---- GIVEN DATA

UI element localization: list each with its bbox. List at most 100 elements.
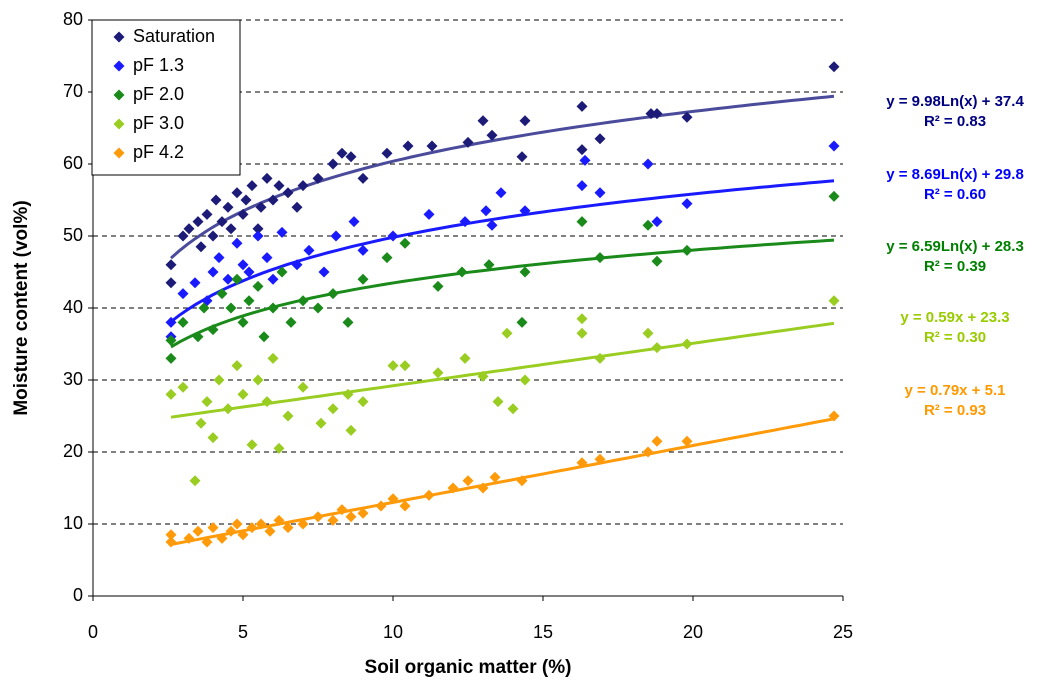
trendline [170, 179, 835, 323]
legend-label: pF 1.3 [133, 55, 184, 75]
point [423, 208, 435, 220]
point [342, 388, 354, 400]
x-tick-label: 25 [833, 622, 853, 642]
point [252, 280, 264, 292]
point [183, 532, 195, 544]
point [519, 115, 531, 127]
point [345, 151, 357, 163]
point [252, 374, 264, 386]
point [207, 324, 219, 336]
point [267, 302, 279, 314]
point [201, 208, 213, 220]
point [177, 381, 189, 393]
point [576, 216, 588, 228]
point [312, 172, 324, 184]
point [642, 327, 654, 339]
point [210, 194, 222, 206]
point [576, 180, 588, 192]
point [273, 442, 285, 454]
point [645, 108, 657, 120]
x-tick-label: 15 [533, 622, 553, 642]
x-tick-label: 0 [88, 622, 98, 642]
point [651, 108, 663, 120]
point [165, 259, 177, 271]
point [828, 295, 840, 307]
point [192, 525, 204, 537]
point [642, 158, 654, 170]
point [426, 140, 438, 152]
point [183, 223, 195, 235]
point [357, 396, 369, 408]
y-tick-label: 70 [63, 81, 83, 101]
point [264, 525, 276, 537]
point [507, 403, 519, 415]
point [201, 396, 213, 408]
point [255, 518, 267, 530]
point [261, 252, 273, 264]
point [207, 266, 219, 278]
point [828, 61, 840, 73]
point [246, 439, 258, 451]
point [480, 205, 492, 217]
y-tick-label: 10 [63, 513, 83, 533]
trendline-r2: R² = 0.83 [924, 113, 986, 130]
trendline-equation: y = 0.79x + 5.1 [905, 382, 1006, 399]
point [225, 302, 237, 314]
point [387, 360, 399, 372]
y-tick-label: 30 [63, 369, 83, 389]
legend-marker [113, 60, 125, 72]
point [477, 482, 489, 494]
legend-marker [113, 31, 125, 43]
point [327, 514, 339, 526]
point [348, 216, 360, 228]
point [594, 453, 606, 465]
point [357, 273, 369, 285]
point [261, 172, 273, 184]
point [681, 198, 693, 210]
legend: Saturation pF 1.3 pF 2.0 pF 3.0 pF 4.2 [91, 19, 241, 176]
point [342, 316, 354, 328]
point [192, 216, 204, 228]
x-axis-title: Soil organic matter (%) [365, 657, 572, 678]
point [201, 536, 213, 548]
point [312, 302, 324, 314]
point [681, 338, 693, 350]
point [267, 273, 279, 285]
point [651, 342, 663, 354]
point [345, 511, 357, 523]
point [231, 237, 243, 249]
point [282, 410, 294, 422]
point [207, 522, 219, 534]
point [576, 457, 588, 469]
point [189, 475, 201, 487]
point [246, 180, 258, 192]
point [225, 223, 237, 235]
point [222, 273, 234, 285]
point [240, 194, 252, 206]
point [216, 216, 228, 228]
point [291, 201, 303, 213]
point [252, 230, 264, 242]
point [387, 230, 399, 242]
point [177, 316, 189, 328]
point [432, 367, 444, 379]
point [165, 352, 177, 364]
point [594, 352, 606, 364]
point [681, 435, 693, 447]
point [246, 522, 258, 534]
point [303, 244, 315, 256]
point [267, 352, 279, 364]
point [273, 180, 285, 192]
point [255, 201, 267, 213]
point [462, 136, 474, 148]
point [177, 230, 189, 242]
point [642, 446, 654, 458]
point [327, 158, 339, 170]
point [243, 266, 255, 278]
point [297, 180, 309, 192]
point [399, 237, 411, 249]
point [399, 500, 411, 512]
y-axis-title: Moisture content (vol%) [11, 200, 32, 415]
point [195, 417, 207, 429]
trendline-r2: R² = 0.93 [924, 402, 986, 419]
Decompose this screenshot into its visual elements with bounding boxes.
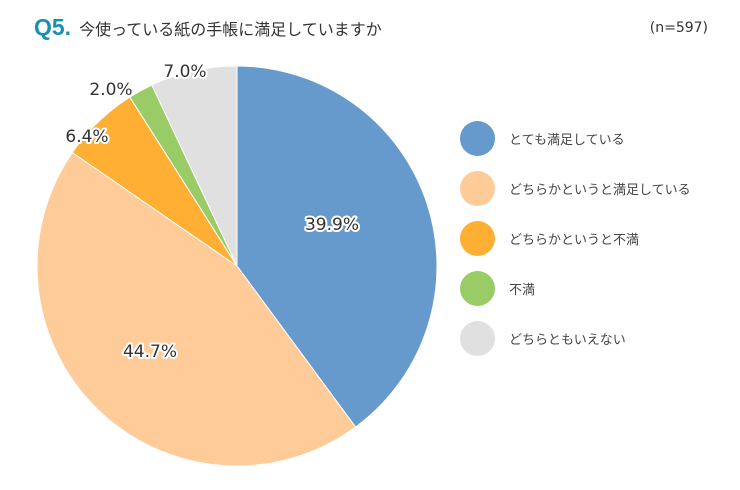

--------

**YOUR INSTRUCTIONS**
Reproduce the records from the line with "trendline [170, 179, 835, 323]" to the line with "point [252, 374, 264, 386]", substituting "legend-entry" for "legend-label" and keeping everything else the same.

**FINISHED ANSWER**
trendline [170, 179, 835, 323]
legend-entry: pF 1.3 [133, 55, 184, 75]
point [423, 208, 435, 220]
point [342, 388, 354, 400]
x-tick-label: 25 [833, 622, 853, 642]
point [252, 280, 264, 292]
point [183, 532, 195, 544]
point [519, 115, 531, 127]
point [345, 151, 357, 163]
point [252, 374, 264, 386]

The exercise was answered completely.